Provided records:
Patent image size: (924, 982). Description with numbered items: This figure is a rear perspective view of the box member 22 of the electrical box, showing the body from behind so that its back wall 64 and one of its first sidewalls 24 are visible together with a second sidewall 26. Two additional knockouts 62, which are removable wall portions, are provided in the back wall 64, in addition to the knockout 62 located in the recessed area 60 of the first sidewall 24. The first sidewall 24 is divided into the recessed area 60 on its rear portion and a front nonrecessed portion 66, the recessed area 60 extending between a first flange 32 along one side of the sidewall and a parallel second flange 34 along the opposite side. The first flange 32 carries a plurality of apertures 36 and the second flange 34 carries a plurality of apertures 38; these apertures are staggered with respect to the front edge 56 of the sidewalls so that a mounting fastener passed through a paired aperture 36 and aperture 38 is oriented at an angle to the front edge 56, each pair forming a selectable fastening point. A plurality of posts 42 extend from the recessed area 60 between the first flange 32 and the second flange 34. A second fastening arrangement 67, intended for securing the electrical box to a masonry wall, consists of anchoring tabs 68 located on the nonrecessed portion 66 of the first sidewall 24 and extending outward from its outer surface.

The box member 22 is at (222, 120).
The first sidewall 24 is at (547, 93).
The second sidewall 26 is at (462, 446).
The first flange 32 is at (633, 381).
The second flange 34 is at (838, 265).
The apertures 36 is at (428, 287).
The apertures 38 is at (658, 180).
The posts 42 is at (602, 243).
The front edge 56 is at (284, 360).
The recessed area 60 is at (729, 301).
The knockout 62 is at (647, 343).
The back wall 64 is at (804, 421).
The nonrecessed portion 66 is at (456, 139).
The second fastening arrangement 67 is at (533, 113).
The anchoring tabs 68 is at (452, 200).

Direction: Reproduce every line of the data above, keeping each word and number unchanged.

Correct response:
Patent image size: (924, 982). Description with numbered items: This figure is a rear perspective view of the box member 22 of the electrical box, showing the body from behind so that its back wall 64 and one of its first sidewalls 24 are visible together with a second sidewall 26. Two additional knockouts 62, which are removable wall portions, are provided in the back wall 64, in addition to the knockout 62 located in the recessed area 60 of the first sidewall 24. The first sidewall 24 is divided into the recessed area 60 on its rear portion and a front nonrecessed portion 66, the recessed area 60 extending between a first flange 32 along one side of the sidewall and a parallel second flange 34 along the opposite side. The first flange 32 carries a plurality of apertures 36 and the second flange 34 carries a plurality of apertures 38; these apertures are staggered with respect to the front edge 56 of the sidewalls so that a mounting fastener passed through a paired aperture 36 and aperture 38 is oriented at an angle to the front edge 56, each pair forming a selectable fastening point. A plurality of posts 42 extend from the recessed area 60 between the first flange 32 and the second flange 34. A second fastening arrangement 67, intended for securing the electrical box to a masonry wall, consists of anchoring tabs 68 located on the nonrecessed portion 66 of the first sidewall 24 and extending outward from its outer surface.

The box member 22 is at (222, 120).
The first sidewall 24 is at (547, 93).
The second sidewall 26 is at (462, 446).
The first flange 32 is at (633, 381).
The second flange 34 is at (838, 265).
The apertures 36 is at (428, 287).
The apertures 38 is at (658, 180).
The posts 42 is at (602, 243).
The front edge 56 is at (284, 360).
The recessed area 60 is at (729, 301).
The knockout 62 is at (647, 343).
The back wall 64 is at (804, 421).
The nonrecessed portion 66 is at (456, 139).
The second fastening arrangement 67 is at (533, 113).
The anchoring tabs 68 is at (452, 200).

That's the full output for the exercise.